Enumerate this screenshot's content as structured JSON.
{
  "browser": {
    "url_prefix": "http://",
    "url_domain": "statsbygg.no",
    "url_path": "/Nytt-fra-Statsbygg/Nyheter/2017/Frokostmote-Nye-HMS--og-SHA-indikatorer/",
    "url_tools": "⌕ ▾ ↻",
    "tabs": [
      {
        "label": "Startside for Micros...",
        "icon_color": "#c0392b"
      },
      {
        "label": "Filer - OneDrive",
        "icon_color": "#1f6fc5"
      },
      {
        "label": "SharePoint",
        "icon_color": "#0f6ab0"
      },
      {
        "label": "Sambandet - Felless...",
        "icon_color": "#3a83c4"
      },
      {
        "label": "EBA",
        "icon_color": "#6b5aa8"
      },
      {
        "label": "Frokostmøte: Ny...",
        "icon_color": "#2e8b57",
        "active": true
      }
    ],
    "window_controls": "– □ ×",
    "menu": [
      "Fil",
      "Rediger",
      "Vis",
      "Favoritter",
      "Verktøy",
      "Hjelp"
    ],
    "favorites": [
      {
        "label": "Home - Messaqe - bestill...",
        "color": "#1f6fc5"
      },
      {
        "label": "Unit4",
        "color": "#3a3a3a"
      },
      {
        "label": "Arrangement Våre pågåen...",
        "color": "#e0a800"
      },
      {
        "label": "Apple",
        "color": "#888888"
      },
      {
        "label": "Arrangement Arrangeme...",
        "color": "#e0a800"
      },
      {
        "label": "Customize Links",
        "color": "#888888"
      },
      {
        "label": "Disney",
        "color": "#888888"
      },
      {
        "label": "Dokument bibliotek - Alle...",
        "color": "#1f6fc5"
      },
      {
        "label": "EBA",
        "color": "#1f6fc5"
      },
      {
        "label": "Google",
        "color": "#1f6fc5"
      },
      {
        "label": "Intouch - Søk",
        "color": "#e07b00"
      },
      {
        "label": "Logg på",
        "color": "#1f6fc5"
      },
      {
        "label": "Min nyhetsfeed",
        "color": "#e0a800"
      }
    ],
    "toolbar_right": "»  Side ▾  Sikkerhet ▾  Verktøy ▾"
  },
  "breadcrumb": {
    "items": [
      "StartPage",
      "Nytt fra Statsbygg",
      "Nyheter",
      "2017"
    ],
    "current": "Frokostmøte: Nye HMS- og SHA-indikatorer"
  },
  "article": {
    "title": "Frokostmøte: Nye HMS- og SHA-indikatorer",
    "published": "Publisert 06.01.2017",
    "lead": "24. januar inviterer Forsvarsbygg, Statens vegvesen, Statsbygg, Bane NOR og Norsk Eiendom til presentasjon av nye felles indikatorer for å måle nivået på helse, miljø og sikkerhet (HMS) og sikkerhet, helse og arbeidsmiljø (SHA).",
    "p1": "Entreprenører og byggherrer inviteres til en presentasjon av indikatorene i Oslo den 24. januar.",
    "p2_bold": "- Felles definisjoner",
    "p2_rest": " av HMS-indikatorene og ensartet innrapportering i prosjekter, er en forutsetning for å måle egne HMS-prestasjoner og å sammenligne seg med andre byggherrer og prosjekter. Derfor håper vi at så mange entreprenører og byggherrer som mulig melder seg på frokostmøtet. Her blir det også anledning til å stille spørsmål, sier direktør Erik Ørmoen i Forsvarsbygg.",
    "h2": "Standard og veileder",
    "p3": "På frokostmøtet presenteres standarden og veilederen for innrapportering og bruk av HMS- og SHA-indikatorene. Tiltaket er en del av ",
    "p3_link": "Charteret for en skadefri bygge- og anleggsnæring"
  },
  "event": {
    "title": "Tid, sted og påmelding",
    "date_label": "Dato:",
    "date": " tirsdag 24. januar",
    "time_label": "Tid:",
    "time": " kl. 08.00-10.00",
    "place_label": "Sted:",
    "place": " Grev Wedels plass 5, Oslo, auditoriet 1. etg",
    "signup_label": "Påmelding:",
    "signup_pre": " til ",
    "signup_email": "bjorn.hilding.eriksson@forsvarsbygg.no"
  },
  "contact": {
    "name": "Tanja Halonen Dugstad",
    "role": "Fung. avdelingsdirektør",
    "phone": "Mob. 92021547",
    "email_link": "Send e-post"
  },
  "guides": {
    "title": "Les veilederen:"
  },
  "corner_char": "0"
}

-------

§ **Task prompt**
From the listing, copy each line containing the word "Nyheter".

§ **Full answer**
    "url_path": "/Nytt-fra-Statsbygg/Nyheter/2017/Frokostmote-Nye-HMS--og-SHA-indikatorer/",
      "Nyheter",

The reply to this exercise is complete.